#### [DO THIS]
Every line of the data must be copied exactly.

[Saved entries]

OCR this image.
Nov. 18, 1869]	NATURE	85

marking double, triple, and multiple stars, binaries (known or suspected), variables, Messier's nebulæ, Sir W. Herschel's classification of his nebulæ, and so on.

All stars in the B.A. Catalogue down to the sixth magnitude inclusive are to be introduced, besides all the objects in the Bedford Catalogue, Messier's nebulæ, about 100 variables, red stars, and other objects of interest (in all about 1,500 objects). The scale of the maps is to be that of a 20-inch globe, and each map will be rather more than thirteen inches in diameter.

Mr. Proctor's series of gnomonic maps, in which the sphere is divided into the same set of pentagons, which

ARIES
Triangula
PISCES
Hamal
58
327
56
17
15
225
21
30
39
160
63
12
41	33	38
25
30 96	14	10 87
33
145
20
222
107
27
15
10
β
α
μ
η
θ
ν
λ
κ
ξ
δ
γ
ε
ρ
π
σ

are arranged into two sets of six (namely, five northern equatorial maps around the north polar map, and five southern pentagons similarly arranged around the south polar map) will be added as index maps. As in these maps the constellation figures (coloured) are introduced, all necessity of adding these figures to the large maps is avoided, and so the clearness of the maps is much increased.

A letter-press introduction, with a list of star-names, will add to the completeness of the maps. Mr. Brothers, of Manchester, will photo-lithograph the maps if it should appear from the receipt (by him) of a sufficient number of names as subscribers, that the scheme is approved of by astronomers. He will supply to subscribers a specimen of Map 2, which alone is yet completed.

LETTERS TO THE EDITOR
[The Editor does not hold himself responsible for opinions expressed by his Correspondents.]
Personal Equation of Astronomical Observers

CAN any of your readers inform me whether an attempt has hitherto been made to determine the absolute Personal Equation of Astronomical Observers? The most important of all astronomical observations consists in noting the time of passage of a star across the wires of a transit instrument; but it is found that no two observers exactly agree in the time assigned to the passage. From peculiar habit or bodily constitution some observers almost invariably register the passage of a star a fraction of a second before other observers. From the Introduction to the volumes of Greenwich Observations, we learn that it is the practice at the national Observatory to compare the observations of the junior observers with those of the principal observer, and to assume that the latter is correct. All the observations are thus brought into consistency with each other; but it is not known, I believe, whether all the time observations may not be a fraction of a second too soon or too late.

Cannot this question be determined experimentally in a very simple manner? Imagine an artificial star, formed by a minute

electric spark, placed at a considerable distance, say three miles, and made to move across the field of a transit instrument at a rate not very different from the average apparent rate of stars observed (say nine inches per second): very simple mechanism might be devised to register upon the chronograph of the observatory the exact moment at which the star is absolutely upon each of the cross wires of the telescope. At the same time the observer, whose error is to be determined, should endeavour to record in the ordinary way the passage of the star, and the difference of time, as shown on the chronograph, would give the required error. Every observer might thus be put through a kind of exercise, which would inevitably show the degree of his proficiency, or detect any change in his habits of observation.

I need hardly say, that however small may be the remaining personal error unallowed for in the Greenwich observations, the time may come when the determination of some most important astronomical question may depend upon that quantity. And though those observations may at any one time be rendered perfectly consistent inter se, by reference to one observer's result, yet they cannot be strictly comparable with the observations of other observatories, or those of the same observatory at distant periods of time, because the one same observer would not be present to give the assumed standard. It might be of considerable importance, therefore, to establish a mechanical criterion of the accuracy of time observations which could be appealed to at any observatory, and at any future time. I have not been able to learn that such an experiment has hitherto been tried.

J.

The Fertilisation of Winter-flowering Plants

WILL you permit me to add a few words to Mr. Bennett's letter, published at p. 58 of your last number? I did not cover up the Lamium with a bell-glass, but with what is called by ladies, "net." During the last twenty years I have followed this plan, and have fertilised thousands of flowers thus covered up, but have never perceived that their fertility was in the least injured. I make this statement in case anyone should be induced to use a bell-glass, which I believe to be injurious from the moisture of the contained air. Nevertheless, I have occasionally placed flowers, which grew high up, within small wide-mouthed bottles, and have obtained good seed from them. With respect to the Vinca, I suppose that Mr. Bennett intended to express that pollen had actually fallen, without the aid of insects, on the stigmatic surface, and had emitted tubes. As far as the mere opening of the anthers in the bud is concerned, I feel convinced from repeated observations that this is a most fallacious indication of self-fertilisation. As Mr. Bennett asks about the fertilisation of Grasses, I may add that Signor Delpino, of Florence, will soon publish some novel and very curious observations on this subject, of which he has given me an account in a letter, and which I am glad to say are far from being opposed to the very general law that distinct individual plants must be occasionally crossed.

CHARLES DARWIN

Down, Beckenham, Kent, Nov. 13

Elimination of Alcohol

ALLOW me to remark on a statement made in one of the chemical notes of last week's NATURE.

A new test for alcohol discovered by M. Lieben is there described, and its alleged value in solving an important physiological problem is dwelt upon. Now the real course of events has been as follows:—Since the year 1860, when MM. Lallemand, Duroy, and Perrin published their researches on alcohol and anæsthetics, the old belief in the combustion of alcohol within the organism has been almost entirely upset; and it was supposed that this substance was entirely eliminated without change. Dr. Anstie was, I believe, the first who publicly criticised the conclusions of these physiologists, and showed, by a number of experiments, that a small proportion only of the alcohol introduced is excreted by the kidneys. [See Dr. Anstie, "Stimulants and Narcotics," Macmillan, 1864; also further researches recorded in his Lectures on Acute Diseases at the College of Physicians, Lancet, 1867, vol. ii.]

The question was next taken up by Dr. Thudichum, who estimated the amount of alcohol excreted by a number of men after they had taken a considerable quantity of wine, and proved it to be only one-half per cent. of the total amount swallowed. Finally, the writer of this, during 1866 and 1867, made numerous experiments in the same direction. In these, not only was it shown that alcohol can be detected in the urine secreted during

#### [COMPLETED TASK]
OCR this image.
Nov. 18, 1869]	NATURE	85

marking double, triple, and multiple stars, binaries (known or suspected), variables, Messier's nebulæ, Sir W. Herschel's classification of his nebulæ, and so on.

All stars in the B.A. Catalogue down to the sixth magnitude inclusive are to be introduced, besides all the objects in the Bedford Catalogue, Messier's nebulæ, about 100 variables, red stars, and other objects of interest (in all about 1,500 objects). The scale of the maps is to be that of a 20-inch globe, and each map will be rather more than thirteen inches in diameter.

Mr. Proctor's series of gnomonic maps, in which the sphere is divided into the same set of pentagons, which

ARIES
Triangula
PISCES
Hamal
58
327
56
17
15
225
21
30
39
160
63
12
41	33	38
25
30 96	14	10 87
33
145
20
222
107
27
15
10
β
α
μ
η
θ
ν
λ
κ
ξ
δ
γ
ε
ρ
π
σ

are arranged into two sets of six (namely, five northern equatorial maps around the north polar map, and five southern pentagons similarly arranged around the south polar map) will be added as index maps. As in these maps the constellation figures (coloured) are introduced, all necessity of adding these figures to the large maps is avoided, and so the clearness of the maps is much increased.

A letter-press introduction, with a list of star-names, will add to the completeness of the maps. Mr. Brothers, of Manchester, will photo-lithograph the maps if it should appear from the receipt (by him) of a sufficient number of names as subscribers, that the scheme is approved of by astronomers. He will supply to subscribers a specimen of Map 2, which alone is yet completed.

LETTERS TO THE EDITOR
[The Editor does not hold himself responsible for opinions expressed by his Correspondents.]
Personal Equation of Astronomical Observers

CAN any of your readers inform me whether an attempt has hitherto been made to determine the absolute Personal Equation of Astronomical Observers? The most important of all astronomical observations consists in noting the time of passage of a star across the wires of a transit instrument; but it is found that no two observers exactly agree in the time assigned to the passage. From peculiar habit or bodily constitution some observers almost invariably register the passage of a star a fraction of a second before other observers. From the Introduction to the volumes of Greenwich Observations, we learn that it is the practice at the national Observatory to compare the observations of the junior observers with those of the principal observer, and to assume that the latter is correct. All the observations are thus brought into consistency with each other; but it is not known, I believe, whether all the time observations may not be a fraction of a second too soon or too late.

Cannot this question be determined experimentally in a very simple manner? Imagine an artificial star, formed by a minute

electric spark, placed at a considerable distance, say three miles, and made to move across the field of a transit instrument at a rate not very different from the average apparent rate of stars observed (say nine inches per second): very simple mechanism might be devised to register upon the chronograph of the observatory the exact moment at which the star is absolutely upon each of the cross wires of the telescope. At the same time the observer, whose error is to be determined, should endeavour to record in the ordinary way the passage of the star, and the difference of time, as shown on the chronograph, would give the required error. Every observer might thus be put through a kind of exercise, which would inevitably show the degree of his proficiency, or detect any change in his habits of observation.

I need hardly say, that however small may be the remaining personal error unallowed for in the Greenwich observations, the time may come when the determination of some most important astronomical question may depend upon that quantity. And though those observations may at any one time be rendered perfectly consistent inter se, by reference to one observer's result, yet they cannot be strictly comparable with the observations of other observatories, or those of the same observatory at distant periods of time, because the one same observer would not be present to give the assumed standard. It might be of considerable importance, therefore, to establish a mechanical criterion of the accuracy of time observations which could be appealed to at any observatory, and at any future time. I have not been able to learn that such an experiment has hitherto been tried.

J.

The Fertilisation of Winter-flowering Plants

WILL you permit me to add a few words to Mr. Bennett's letter, published at p. 58 of your last number? I did not cover up the Lamium with a bell-glass, but with what is called by ladies, "net." During the last twenty years I have followed this plan, and have fertilised thousands of flowers thus covered up, but have never perceived that their fertility was in the least injured. I make this statement in case anyone should be induced to use a bell-glass, which I believe to be injurious from the moisture of the contained air. Nevertheless, I have occasionally placed flowers, which grew high up, within small wide-mouthed bottles, and have obtained good seed from them. With respect to the Vinca, I suppose that Mr. Bennett intended to express that pollen had actually fallen, without the aid of insects, on the stigmatic surface, and had emitted tubes. As far as the mere opening of the anthers in the bud is concerned, I feel convinced from repeated observations that this is a most fallacious indication of self-fertilisation. As Mr. Bennett asks about the fertilisation of Grasses, I may add that Signor Delpino, of Florence, will soon publish some novel and very curious observations on this subject, of which he has given me an account in a letter, and which I am glad to say are far from being opposed to the very general law that distinct individual plants must be occasionally crossed.

CHARLES DARWIN

Down, Beckenham, Kent, Nov. 13

Elimination of Alcohol

ALLOW me to remark on a statement made in one of the chemical notes of last week's NATURE.

A new test for alcohol discovered by M. Lieben is there described, and its alleged value in solving an important physiological problem is dwelt upon. Now the real course of events has been as follows:—Since the year 1860, when MM. Lallemand, Duroy, and Perrin published their researches on alcohol and anæsthetics, the old belief in the combustion of alcohol within the organism has been almost entirely upset; and it was supposed that this substance was entirely eliminated without change. Dr. Anstie was, I believe, the first who publicly criticised the conclusions of these physiologists, and showed, by a number of experiments, that a small proportion only of the alcohol introduced is excreted by the kidneys. [See Dr. Anstie, "Stimulants and Narcotics," Macmillan, 1864; also further researches recorded in his Lectures on Acute Diseases at the College of Physicians, Lancet, 1867, vol. ii.]

The question was next taken up by Dr. Thudichum, who estimated the amount of alcohol excreted by a number of men after they had taken a considerable quantity of wine, and proved it to be only one-half per cent. of the total amount swallowed. Finally, the writer of this, during 1866 and 1867, made numerous experiments in the same direction. In these, not only was it shown that alcohol can be detected in the urine secreted during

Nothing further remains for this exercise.